▼▼▼

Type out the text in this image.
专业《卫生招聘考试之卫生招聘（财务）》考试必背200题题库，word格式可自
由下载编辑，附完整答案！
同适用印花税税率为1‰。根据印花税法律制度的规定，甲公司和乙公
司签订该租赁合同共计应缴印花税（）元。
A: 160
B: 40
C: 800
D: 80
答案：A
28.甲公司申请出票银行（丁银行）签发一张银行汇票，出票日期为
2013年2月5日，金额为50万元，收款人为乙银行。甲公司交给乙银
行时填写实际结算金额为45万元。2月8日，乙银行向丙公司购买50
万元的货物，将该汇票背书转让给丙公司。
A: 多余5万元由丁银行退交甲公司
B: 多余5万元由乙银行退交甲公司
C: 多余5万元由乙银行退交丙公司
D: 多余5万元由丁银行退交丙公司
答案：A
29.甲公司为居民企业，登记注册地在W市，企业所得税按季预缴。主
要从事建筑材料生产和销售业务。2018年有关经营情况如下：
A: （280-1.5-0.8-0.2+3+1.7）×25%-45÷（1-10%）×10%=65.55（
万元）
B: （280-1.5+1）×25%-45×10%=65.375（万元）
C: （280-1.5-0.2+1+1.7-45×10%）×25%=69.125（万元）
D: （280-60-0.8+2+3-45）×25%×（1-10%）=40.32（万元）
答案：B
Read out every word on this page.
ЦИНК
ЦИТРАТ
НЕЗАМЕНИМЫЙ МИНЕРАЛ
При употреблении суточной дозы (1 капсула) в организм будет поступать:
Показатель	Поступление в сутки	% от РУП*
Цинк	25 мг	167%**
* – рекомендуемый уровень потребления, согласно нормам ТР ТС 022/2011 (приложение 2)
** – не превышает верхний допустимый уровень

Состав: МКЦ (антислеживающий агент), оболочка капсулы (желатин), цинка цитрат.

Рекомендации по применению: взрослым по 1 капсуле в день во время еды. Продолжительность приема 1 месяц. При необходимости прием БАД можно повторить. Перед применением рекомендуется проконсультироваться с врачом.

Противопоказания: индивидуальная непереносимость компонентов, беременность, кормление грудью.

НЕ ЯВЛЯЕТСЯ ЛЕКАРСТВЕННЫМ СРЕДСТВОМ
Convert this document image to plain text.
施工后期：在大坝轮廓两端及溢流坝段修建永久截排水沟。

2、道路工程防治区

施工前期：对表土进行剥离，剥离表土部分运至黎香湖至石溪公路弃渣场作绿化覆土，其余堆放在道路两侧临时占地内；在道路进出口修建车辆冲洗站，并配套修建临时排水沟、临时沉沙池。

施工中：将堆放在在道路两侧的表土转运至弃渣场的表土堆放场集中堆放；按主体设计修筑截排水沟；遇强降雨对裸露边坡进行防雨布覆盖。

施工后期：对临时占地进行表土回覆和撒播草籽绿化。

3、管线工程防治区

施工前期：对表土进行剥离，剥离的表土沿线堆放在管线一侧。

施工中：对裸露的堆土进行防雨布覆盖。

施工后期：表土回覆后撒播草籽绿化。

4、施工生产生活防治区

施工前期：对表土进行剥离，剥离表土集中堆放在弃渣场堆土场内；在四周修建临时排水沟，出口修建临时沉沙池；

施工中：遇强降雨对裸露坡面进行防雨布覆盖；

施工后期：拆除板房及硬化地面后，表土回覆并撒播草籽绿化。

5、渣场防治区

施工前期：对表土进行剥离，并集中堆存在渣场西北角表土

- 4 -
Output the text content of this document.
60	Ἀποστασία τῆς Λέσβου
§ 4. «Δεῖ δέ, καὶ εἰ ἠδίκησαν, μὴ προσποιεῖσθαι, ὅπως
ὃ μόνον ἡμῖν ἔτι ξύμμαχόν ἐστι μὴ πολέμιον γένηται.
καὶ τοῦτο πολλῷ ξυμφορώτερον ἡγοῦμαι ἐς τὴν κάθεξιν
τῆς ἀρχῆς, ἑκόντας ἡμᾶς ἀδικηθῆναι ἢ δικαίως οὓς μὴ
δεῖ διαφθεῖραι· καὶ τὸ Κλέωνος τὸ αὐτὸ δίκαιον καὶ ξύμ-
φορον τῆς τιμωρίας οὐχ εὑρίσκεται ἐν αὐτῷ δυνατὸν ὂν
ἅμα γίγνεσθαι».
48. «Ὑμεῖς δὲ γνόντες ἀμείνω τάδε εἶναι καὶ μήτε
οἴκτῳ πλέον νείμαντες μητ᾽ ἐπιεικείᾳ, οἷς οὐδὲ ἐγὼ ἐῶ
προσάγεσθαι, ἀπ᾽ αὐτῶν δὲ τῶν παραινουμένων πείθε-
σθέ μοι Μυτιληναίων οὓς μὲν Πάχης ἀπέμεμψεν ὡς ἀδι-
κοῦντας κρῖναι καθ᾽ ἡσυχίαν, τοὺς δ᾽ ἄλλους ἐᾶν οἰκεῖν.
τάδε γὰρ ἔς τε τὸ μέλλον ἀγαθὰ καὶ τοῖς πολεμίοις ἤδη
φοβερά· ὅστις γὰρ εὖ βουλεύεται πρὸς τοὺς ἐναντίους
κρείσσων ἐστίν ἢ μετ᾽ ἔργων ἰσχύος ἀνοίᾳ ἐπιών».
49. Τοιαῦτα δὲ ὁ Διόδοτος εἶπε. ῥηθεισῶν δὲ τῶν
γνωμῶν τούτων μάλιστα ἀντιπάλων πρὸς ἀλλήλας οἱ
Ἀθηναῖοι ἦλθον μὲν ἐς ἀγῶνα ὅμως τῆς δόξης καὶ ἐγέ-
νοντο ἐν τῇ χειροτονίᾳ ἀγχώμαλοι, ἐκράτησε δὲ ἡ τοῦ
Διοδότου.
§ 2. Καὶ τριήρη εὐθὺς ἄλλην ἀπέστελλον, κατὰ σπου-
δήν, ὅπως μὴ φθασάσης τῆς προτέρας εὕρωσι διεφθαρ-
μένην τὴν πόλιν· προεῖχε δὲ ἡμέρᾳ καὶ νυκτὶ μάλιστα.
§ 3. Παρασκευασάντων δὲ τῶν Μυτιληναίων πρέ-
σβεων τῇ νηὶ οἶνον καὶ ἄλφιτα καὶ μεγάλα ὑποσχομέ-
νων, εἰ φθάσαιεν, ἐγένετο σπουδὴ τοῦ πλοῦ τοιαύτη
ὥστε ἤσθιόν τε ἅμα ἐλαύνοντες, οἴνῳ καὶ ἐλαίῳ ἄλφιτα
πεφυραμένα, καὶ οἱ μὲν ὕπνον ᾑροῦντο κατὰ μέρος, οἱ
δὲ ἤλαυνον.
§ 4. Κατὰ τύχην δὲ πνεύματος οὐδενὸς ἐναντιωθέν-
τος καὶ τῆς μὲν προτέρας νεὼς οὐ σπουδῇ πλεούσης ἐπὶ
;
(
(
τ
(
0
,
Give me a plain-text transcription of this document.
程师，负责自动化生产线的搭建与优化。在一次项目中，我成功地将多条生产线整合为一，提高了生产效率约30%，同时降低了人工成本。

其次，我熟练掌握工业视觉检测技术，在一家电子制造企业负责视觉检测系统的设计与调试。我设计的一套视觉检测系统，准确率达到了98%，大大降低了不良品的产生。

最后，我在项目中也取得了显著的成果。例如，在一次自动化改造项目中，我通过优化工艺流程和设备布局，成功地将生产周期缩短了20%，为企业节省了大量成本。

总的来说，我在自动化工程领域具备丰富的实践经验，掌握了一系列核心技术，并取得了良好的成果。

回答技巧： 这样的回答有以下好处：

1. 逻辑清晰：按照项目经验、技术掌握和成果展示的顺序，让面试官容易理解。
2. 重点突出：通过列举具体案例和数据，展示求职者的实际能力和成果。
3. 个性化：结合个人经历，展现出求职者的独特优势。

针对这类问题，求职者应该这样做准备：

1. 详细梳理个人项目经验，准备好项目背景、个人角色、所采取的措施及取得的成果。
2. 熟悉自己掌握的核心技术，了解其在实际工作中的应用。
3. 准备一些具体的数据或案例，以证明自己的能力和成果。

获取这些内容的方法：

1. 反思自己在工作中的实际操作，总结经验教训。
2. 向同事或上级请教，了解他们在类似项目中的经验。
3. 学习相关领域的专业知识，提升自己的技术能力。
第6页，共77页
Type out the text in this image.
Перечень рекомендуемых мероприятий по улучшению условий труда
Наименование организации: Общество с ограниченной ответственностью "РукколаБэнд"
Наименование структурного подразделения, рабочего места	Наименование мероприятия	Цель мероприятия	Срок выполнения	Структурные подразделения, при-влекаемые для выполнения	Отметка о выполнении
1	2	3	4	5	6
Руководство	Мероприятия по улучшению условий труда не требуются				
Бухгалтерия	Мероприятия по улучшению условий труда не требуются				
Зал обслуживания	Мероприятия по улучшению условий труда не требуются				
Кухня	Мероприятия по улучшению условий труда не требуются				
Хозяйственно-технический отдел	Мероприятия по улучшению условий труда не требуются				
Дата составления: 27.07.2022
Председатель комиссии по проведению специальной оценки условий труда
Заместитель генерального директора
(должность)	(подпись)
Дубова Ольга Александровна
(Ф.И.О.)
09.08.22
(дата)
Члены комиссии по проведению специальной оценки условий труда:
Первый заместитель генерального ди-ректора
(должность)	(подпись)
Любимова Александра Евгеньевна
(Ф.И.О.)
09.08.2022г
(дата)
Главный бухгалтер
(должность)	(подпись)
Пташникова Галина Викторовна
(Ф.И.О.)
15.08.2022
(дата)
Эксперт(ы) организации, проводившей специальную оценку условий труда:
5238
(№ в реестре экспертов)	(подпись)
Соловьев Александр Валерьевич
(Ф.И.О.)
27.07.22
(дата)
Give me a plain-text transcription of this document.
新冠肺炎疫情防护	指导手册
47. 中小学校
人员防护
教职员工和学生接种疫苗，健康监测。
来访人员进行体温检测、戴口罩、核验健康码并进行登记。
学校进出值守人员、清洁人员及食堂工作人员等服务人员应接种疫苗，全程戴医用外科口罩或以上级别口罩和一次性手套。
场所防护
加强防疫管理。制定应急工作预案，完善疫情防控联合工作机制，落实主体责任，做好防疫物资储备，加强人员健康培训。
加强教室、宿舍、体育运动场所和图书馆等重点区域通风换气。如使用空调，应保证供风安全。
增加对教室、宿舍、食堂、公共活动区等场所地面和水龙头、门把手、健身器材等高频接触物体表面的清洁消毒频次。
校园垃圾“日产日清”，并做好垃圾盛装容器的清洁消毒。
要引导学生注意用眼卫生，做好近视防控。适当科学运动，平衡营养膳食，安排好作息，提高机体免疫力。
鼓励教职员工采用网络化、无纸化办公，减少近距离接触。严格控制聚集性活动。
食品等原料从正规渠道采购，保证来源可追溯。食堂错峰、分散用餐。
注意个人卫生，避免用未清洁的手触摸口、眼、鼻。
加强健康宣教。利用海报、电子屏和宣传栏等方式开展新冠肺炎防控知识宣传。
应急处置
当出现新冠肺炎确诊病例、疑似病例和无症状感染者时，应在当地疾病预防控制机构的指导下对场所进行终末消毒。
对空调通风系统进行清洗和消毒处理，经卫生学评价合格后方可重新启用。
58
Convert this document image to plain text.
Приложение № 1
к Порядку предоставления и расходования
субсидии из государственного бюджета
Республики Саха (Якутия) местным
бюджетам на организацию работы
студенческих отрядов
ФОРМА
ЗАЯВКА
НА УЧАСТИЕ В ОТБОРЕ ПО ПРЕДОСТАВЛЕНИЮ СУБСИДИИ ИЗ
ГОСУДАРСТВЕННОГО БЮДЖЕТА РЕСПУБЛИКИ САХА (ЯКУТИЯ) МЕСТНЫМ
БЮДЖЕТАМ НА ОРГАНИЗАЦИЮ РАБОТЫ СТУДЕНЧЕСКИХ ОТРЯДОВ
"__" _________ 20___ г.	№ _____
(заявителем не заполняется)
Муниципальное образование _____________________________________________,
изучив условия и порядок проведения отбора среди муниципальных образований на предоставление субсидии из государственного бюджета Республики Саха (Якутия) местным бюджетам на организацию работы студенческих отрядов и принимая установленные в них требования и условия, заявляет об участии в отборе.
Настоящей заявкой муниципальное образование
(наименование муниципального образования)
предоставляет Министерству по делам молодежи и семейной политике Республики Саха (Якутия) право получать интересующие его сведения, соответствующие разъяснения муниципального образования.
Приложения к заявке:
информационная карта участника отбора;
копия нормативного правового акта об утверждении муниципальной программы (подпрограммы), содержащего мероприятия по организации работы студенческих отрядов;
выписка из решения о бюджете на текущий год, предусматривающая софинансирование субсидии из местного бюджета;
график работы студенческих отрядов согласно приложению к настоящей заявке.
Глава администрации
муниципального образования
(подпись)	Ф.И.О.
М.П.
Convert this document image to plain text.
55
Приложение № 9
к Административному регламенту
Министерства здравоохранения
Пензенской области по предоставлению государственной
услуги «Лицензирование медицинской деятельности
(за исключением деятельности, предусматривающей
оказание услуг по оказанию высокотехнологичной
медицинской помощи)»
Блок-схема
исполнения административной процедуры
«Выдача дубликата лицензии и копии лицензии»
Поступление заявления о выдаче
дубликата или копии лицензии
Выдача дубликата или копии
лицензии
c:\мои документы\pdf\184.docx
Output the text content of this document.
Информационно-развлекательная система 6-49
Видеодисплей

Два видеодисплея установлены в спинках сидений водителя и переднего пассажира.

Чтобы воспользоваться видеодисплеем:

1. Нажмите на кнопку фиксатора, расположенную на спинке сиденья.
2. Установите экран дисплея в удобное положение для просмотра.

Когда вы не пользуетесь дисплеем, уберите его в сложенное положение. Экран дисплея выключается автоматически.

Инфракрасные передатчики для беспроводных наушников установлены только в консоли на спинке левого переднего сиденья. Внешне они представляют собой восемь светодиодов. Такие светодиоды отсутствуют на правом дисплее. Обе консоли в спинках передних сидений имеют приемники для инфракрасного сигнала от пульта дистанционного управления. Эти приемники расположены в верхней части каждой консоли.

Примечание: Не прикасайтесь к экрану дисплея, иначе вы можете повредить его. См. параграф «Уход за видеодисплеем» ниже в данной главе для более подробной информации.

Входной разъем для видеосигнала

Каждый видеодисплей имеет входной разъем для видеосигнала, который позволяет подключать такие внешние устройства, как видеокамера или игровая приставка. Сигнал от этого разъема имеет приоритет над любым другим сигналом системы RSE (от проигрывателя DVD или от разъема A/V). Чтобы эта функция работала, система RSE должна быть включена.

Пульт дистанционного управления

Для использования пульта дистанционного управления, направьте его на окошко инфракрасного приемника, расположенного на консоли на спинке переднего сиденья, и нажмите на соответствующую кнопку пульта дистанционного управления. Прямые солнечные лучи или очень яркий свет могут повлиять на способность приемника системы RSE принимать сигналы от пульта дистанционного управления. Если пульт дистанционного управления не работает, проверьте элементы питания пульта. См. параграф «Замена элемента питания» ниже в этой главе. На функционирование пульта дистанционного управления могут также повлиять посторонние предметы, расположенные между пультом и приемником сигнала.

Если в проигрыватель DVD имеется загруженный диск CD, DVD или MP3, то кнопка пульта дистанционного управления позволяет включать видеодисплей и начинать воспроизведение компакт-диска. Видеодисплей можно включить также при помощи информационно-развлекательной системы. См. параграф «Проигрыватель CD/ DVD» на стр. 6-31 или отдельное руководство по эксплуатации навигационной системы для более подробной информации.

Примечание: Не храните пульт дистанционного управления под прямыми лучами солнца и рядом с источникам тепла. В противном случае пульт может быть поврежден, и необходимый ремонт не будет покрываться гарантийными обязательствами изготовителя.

▲▲▲

From the listing above, pick out each line where the word "образование" appears.

Муниципальное образование _____________________________________________,
Настоящей заявкой муниципальное образование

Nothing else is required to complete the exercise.